# [Written instruction]
In the material below, take every line from the one containing "What are the" up to and including the one containing "- bar: [304, 273, 336, 312]", and give them as a JSON list of strings, one string per line, with blank lines omitted. Leave out the picture lines.

# [Exercise materials]
++++++
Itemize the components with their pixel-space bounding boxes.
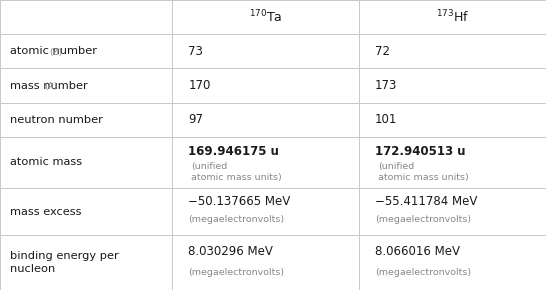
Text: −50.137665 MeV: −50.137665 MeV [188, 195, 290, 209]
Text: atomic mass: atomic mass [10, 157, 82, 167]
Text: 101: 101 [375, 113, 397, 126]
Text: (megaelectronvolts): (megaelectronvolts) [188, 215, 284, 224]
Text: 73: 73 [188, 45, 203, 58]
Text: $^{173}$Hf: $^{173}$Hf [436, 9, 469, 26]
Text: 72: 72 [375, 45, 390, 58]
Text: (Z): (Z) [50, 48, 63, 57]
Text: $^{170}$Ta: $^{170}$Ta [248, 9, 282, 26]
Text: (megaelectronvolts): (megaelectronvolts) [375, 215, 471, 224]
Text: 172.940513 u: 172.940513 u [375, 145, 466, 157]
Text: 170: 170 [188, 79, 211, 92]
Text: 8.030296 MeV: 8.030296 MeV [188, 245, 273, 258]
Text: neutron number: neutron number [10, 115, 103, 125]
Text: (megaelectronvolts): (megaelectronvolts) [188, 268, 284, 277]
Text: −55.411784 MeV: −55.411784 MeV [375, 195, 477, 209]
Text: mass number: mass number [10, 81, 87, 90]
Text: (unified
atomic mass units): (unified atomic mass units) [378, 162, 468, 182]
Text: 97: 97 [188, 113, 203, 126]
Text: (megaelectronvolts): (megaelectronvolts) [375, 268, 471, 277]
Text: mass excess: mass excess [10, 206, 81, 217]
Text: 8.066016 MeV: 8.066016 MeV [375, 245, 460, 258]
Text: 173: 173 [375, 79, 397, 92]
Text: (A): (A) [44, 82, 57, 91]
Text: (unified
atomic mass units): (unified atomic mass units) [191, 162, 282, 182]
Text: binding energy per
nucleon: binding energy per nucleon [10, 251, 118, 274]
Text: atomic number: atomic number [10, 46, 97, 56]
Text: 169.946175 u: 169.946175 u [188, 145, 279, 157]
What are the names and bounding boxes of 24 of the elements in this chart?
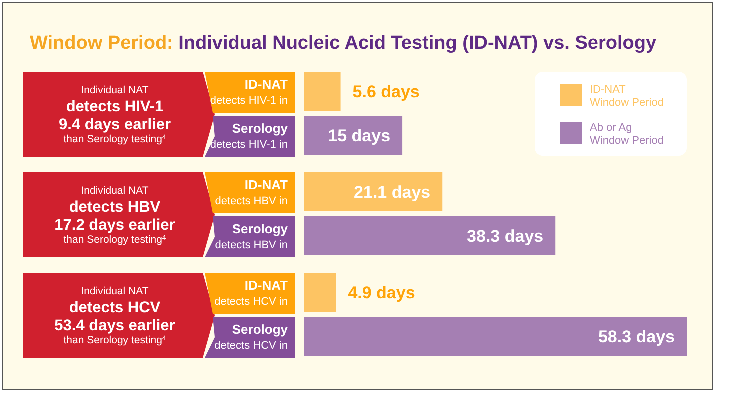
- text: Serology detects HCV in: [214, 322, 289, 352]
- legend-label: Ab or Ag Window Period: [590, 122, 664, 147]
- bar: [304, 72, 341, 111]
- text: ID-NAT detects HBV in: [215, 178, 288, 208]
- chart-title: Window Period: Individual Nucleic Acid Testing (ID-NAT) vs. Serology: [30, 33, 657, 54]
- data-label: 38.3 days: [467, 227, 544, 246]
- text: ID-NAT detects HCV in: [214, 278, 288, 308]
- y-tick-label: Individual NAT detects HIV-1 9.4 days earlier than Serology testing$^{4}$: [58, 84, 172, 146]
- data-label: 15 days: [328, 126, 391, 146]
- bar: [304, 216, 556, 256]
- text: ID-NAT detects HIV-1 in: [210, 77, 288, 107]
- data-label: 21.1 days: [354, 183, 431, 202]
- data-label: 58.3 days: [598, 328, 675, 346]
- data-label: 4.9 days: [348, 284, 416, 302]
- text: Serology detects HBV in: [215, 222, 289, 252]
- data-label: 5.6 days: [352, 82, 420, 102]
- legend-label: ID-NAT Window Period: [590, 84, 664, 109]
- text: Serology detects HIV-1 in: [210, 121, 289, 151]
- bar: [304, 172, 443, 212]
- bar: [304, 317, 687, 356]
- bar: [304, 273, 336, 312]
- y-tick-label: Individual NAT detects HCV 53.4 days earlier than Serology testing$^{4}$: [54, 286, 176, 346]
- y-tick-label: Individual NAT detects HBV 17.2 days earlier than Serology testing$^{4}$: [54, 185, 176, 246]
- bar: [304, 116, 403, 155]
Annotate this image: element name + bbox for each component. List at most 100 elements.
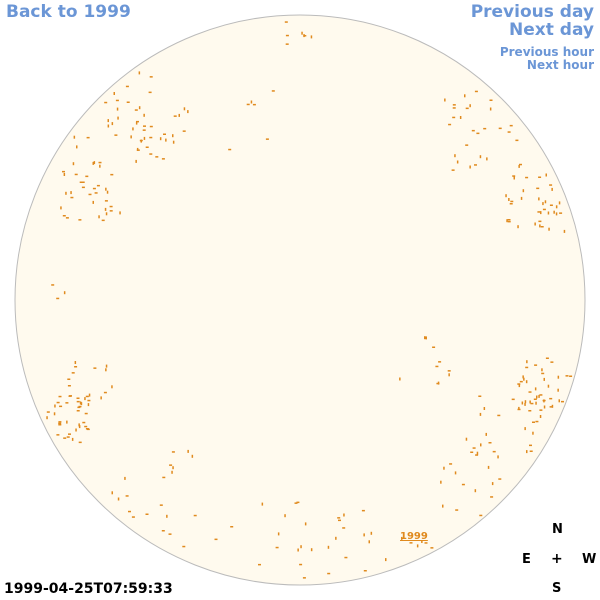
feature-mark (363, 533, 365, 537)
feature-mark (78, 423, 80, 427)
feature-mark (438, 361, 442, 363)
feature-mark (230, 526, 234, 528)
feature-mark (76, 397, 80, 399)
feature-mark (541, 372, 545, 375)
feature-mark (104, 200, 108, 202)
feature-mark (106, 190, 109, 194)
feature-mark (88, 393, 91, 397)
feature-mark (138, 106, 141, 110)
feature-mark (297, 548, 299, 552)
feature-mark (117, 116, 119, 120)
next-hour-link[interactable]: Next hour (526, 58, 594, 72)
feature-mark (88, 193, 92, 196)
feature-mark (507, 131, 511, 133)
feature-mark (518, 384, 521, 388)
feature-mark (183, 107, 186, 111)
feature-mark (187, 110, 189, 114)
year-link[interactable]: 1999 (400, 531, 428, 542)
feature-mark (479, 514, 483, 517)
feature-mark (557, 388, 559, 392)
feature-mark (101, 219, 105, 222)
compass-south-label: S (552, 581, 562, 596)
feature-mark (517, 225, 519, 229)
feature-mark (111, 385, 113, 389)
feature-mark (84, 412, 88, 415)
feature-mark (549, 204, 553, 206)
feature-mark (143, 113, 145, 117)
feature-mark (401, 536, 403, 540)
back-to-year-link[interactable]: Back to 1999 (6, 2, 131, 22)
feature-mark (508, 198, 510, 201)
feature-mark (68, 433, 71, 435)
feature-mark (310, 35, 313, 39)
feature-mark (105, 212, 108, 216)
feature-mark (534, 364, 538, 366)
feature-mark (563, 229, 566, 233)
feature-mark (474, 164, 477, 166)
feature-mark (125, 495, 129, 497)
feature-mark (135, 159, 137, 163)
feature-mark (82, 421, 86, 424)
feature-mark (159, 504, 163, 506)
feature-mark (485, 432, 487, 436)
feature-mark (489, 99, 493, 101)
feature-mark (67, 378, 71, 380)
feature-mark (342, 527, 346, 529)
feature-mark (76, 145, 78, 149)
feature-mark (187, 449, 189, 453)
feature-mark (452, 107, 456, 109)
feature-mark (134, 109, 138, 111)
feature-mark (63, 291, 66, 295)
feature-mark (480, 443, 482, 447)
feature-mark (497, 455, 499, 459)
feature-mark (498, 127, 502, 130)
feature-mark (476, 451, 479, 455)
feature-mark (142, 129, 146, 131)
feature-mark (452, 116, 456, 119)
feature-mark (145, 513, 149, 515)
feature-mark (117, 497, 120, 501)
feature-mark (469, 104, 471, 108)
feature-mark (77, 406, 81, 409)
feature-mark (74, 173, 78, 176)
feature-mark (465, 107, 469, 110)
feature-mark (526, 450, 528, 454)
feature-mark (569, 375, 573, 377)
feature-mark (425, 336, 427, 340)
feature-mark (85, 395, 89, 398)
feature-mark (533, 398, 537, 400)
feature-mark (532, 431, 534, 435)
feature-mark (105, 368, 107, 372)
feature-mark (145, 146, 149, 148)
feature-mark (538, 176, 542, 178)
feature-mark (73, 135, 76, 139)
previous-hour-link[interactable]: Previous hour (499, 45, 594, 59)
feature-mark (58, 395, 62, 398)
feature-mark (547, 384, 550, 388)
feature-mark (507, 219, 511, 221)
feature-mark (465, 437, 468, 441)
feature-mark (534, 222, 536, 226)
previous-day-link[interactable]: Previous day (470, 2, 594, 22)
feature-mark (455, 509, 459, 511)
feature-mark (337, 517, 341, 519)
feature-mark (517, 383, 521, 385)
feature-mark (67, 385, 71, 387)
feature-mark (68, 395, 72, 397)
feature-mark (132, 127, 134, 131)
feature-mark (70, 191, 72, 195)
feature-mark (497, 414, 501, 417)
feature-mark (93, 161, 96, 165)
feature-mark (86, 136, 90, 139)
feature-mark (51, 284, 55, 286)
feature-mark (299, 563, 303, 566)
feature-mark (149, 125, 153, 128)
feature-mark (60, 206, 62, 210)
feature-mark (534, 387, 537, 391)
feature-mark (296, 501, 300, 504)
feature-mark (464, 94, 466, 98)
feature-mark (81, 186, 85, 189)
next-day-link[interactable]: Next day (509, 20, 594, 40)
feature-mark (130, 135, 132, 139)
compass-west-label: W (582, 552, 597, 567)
++++++
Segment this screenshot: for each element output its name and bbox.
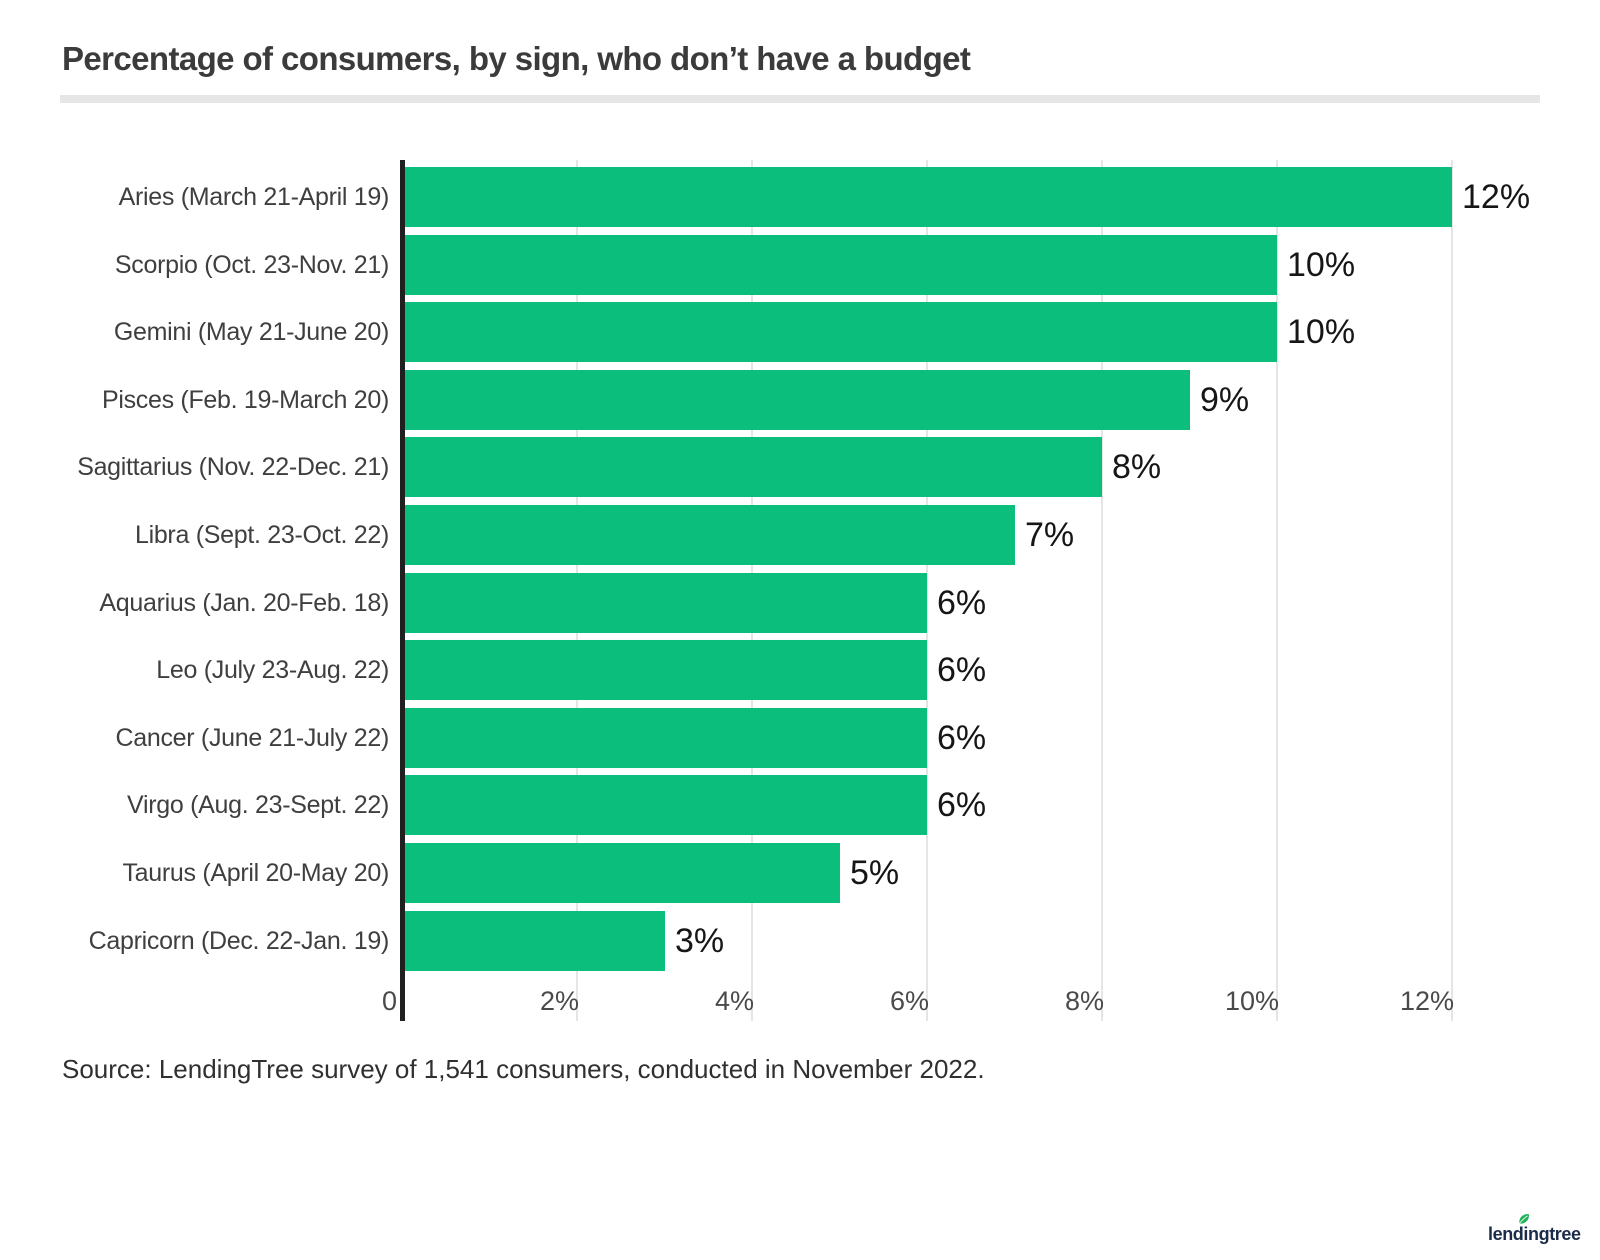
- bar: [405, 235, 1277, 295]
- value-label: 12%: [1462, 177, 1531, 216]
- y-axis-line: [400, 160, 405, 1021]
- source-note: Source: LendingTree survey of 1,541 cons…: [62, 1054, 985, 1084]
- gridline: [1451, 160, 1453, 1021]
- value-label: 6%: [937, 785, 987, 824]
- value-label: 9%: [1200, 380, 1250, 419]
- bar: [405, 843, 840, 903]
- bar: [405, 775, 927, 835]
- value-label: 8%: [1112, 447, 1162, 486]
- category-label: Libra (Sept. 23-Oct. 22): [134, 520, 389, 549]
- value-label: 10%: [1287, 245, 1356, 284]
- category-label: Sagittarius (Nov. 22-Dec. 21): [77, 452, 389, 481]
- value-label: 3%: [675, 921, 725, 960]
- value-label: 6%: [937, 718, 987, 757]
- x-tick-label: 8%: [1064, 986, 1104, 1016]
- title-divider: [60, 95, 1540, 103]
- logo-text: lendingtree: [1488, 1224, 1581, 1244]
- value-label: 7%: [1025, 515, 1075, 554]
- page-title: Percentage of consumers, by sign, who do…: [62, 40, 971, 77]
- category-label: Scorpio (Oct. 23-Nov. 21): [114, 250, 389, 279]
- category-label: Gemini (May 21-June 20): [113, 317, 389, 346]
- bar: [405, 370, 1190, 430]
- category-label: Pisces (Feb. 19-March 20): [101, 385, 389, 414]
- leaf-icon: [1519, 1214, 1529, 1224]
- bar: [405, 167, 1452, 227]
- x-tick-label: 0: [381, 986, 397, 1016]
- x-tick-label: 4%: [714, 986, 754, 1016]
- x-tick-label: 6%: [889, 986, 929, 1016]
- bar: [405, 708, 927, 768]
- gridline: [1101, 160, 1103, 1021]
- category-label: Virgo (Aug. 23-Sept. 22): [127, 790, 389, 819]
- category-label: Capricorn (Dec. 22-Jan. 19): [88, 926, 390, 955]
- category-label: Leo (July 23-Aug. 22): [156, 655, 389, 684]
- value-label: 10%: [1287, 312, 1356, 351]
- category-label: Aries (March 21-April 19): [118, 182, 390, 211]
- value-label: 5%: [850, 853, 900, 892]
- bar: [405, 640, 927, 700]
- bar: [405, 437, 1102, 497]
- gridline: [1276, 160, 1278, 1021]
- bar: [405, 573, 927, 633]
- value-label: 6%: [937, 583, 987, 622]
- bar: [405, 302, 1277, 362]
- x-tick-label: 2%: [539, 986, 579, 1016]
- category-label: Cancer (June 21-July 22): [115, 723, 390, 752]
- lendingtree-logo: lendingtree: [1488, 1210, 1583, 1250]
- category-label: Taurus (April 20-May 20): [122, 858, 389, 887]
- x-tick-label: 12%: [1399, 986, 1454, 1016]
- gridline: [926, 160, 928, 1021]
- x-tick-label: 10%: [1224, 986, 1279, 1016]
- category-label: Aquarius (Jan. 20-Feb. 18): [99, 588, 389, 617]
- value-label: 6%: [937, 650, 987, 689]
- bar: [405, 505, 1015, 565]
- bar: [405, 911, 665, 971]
++++++
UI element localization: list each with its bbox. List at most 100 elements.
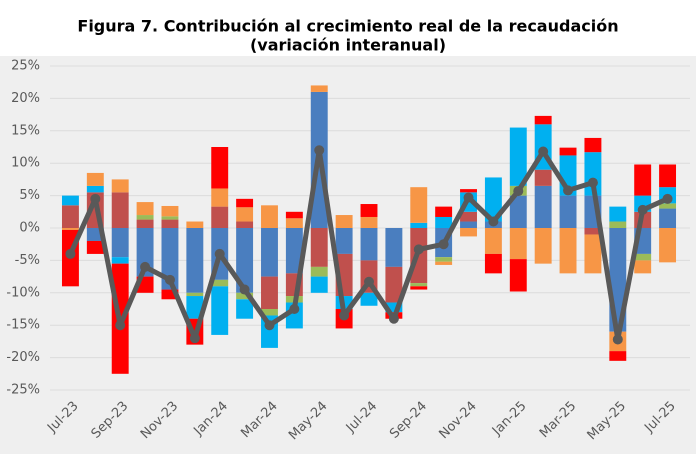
++++++
# [Answer to this problem]
[
  "What are the names and bounding boxes of 24 of the elements in this chart?",
  "- text: Serology detects HCV in: [214, 322, 289, 352]",
  "- legend-label: Ab or Ag Window Period: [590, 122, 664, 147]",
  "- bar: [304, 72, 341, 111]",
  "- text: ID-NAT detects HBV in: [215, 178, 288, 208]",
  "- chart-title: Window Period: Individual Nucleic Acid Testing (ID-NAT) vs. Serology: [30, 33, 657, 54]",
  "- data-label: 38.3 days: [467, 227, 544, 246]",
  "- text: ID-NAT detects HCV in: [214, 278, 288, 308]",
  "- y-tick-label: Individual NAT detects HIV-1 9.4 days earlier than Serology testing$^{4}$: [58, 84, 172, 146]",
  "- data-label: 15 days: [328, 126, 391, 146]",
  "- bar: [304, 216, 556, 256]",
  "- text: ID-NAT detects HIV-1 in: [210, 77, 288, 107]",
  "- data-label: 21.1 days: [354, 183, 431, 202]",
  "- data-label: 58.3 days: [598, 328, 675, 346]",
  "- data-label: 4.9 days: [348, 284, 416, 302]",
  "- text: Serology detects HBV in: [215, 222, 289, 252]",
  "- data-label: 5.6 days: [352, 82, 420, 102]",
  "- legend-label: ID-NAT Window Period: [590, 84, 664, 109]",
  "- text: Serology detects HIV-1 in: [210, 121, 289, 151]",
  "- bar: [304, 172, 443, 212]",
  "- bar: [304, 317, 687, 356]",
  "- bar: [304, 273, 336, 312]"
]